## WHAT THE TASK ASKS
From the entries that follow, list every line in which the string "Vertical" appears.
--- start RECORDS ---
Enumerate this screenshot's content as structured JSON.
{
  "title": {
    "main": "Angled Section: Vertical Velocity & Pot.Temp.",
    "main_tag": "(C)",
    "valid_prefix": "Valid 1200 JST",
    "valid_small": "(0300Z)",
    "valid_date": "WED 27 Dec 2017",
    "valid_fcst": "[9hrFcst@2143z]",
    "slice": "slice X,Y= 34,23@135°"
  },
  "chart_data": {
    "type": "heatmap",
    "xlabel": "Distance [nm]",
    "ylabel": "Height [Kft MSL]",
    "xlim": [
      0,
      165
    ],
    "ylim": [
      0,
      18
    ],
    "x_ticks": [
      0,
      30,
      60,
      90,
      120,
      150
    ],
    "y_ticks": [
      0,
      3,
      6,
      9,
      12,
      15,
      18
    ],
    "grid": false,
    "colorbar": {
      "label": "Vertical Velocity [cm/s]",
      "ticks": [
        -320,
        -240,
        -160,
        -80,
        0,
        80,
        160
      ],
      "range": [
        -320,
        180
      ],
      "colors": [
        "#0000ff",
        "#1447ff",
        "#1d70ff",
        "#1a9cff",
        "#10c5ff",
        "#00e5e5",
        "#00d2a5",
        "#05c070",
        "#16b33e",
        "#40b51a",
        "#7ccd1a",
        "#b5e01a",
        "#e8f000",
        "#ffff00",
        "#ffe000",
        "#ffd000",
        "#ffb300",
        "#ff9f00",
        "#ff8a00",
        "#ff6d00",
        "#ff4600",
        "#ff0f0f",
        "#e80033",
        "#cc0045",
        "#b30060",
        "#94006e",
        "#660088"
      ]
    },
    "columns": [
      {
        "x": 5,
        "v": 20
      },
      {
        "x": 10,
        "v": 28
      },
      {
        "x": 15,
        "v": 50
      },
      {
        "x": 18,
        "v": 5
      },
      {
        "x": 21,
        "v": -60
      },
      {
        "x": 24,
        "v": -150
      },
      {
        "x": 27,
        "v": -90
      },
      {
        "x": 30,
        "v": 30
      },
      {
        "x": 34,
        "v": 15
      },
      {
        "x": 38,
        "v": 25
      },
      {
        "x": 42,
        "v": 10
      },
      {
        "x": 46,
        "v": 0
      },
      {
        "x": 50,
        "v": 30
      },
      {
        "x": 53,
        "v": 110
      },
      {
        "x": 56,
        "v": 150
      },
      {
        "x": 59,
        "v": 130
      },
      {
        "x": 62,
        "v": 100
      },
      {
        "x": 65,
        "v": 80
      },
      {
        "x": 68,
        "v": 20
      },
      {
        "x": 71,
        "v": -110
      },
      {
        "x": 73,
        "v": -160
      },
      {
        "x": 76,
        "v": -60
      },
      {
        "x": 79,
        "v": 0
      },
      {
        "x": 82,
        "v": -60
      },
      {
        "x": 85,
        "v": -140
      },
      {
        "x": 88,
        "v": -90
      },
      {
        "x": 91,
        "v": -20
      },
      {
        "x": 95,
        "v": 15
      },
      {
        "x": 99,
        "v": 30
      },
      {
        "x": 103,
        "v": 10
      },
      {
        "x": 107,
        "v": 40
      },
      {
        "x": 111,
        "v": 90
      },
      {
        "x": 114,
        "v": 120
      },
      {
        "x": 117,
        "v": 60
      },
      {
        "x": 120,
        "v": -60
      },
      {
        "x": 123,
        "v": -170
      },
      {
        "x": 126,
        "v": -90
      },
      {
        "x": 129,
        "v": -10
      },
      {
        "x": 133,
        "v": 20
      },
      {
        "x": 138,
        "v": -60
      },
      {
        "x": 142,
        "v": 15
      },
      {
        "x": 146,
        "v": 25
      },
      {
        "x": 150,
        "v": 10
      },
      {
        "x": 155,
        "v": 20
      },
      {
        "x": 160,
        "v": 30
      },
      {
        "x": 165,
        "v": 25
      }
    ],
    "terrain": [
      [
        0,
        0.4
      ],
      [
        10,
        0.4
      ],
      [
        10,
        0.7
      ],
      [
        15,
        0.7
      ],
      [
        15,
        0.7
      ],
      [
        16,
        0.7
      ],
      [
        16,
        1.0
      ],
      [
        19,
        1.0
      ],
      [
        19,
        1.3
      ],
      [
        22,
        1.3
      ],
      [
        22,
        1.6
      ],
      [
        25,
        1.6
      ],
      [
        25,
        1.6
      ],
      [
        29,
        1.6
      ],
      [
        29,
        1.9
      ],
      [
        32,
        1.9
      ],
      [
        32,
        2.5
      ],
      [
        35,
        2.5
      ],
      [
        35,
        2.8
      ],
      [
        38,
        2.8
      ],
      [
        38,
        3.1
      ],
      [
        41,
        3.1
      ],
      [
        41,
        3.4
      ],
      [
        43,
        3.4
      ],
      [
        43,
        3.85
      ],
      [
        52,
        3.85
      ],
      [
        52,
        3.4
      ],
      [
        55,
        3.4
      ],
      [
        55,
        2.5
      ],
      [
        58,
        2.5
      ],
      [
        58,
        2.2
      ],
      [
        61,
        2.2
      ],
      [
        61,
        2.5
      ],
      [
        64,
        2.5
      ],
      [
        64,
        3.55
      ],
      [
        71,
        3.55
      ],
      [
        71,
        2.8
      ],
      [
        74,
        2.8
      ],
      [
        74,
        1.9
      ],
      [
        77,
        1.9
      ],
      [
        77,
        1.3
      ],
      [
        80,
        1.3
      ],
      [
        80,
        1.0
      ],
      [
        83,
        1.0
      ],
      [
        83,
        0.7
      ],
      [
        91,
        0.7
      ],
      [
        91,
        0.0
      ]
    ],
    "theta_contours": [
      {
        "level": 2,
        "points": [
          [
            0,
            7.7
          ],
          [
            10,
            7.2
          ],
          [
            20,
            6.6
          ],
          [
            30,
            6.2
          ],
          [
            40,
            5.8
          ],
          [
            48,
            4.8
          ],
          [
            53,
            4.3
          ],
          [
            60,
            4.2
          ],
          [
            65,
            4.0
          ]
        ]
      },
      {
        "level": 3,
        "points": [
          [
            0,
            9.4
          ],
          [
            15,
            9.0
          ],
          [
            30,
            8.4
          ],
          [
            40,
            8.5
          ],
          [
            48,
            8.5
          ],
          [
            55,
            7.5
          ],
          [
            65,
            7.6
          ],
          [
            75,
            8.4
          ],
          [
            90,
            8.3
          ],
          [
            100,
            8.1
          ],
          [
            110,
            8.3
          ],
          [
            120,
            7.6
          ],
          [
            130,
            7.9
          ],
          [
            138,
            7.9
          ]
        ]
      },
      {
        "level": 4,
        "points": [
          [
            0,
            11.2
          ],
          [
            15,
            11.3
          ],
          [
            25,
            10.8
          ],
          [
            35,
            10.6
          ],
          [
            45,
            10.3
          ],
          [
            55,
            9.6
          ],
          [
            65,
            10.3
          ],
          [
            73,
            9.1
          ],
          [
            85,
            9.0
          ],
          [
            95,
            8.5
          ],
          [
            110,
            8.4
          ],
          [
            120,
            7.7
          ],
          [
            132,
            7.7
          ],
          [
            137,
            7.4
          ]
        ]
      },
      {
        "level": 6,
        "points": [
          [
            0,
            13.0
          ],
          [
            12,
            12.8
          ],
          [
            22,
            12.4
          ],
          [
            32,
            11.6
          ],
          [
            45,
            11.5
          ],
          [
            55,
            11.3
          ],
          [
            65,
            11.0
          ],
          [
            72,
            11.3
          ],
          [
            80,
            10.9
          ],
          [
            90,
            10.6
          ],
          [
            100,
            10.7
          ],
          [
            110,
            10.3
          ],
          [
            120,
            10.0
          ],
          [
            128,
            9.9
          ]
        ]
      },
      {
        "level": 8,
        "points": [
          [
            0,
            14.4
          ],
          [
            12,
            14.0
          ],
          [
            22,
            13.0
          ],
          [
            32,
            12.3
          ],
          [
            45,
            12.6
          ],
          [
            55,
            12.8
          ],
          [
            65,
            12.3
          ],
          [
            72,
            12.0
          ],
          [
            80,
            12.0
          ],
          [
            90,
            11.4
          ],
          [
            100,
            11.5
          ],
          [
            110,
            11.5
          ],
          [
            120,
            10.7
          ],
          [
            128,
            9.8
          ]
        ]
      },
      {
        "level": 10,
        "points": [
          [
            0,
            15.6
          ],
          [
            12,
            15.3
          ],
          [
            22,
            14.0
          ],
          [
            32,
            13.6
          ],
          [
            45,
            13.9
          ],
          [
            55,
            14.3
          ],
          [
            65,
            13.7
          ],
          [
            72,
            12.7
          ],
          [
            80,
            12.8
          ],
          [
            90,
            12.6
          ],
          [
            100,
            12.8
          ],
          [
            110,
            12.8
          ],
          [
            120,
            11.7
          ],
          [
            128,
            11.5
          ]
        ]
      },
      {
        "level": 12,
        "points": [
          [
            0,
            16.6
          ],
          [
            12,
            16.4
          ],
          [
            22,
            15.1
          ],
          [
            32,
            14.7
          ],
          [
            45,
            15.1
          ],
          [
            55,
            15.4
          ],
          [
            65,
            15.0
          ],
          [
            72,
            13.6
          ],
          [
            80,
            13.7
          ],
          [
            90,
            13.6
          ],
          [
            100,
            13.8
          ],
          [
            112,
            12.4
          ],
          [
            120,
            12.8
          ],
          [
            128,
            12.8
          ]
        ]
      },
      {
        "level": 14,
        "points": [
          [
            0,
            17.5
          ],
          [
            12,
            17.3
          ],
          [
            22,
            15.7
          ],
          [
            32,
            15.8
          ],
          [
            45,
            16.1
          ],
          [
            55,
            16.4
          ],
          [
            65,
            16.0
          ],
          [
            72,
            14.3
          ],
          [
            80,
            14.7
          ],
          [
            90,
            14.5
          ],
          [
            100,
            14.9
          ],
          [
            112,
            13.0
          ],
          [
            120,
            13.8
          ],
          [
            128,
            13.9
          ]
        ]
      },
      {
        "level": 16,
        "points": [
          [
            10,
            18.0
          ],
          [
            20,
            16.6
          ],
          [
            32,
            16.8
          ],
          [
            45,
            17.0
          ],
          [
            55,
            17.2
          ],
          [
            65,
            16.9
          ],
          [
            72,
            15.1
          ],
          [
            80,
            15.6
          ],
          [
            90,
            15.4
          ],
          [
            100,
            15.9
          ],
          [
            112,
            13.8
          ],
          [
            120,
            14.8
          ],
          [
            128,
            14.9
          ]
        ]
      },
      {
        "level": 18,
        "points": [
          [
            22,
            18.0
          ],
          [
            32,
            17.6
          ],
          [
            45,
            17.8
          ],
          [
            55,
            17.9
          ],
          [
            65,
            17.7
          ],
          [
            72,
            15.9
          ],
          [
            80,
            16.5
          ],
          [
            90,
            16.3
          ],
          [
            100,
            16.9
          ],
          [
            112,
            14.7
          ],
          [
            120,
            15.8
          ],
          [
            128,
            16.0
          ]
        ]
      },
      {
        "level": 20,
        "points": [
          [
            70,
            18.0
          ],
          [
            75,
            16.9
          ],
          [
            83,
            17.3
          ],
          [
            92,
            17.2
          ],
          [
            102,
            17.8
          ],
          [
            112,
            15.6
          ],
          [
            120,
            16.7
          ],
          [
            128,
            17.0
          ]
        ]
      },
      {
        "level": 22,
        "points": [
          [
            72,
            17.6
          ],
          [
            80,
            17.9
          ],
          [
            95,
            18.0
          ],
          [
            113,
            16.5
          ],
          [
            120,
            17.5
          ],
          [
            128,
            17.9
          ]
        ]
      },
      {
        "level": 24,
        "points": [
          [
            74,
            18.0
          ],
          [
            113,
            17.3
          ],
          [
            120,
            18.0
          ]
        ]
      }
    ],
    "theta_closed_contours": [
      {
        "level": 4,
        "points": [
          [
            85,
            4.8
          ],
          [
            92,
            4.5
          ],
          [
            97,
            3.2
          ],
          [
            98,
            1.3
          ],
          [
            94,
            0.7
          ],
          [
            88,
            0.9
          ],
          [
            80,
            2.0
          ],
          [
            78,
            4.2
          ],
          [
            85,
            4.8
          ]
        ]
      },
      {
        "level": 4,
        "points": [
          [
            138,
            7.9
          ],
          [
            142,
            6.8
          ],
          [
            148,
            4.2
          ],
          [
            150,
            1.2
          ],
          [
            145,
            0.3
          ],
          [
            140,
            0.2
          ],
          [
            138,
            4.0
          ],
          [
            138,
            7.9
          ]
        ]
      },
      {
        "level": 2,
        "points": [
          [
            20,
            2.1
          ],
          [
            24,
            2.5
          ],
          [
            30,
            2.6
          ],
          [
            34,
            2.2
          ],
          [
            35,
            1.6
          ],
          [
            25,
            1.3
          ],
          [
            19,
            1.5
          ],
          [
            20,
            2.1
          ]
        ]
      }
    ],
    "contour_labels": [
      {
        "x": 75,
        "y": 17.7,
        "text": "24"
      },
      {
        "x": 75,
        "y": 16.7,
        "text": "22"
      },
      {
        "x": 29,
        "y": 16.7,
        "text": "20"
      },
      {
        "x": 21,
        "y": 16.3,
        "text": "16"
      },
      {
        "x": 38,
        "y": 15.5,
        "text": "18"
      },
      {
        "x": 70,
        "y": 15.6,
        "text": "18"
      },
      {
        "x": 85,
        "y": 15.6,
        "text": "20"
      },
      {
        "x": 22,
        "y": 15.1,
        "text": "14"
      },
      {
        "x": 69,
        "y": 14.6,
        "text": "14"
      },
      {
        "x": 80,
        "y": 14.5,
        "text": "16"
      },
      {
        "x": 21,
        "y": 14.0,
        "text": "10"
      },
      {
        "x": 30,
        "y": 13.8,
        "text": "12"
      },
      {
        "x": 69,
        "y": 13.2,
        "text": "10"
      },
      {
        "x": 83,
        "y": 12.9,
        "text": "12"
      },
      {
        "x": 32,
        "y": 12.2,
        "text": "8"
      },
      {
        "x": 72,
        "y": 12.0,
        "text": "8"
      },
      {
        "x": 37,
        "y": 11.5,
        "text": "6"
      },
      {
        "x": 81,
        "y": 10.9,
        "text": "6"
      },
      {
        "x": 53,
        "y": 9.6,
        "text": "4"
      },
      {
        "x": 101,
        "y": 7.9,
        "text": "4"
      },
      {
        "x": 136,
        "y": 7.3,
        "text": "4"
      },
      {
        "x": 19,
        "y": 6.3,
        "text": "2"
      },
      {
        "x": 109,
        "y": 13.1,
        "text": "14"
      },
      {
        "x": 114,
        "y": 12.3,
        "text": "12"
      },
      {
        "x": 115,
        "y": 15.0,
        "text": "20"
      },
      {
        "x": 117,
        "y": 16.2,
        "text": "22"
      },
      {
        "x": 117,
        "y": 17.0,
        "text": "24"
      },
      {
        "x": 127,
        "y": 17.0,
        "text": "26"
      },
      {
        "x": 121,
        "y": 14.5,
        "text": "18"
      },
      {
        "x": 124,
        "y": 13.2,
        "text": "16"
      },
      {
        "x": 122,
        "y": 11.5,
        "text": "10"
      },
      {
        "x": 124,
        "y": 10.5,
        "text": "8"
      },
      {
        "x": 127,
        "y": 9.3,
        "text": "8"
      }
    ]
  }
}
--- end RECORDS ---
## COMPLETE RESPONSE
    "main": "Angled Section: Vertical Velocity & Pot.Temp.",
      "label": "Vertical Velocity [cm/s]",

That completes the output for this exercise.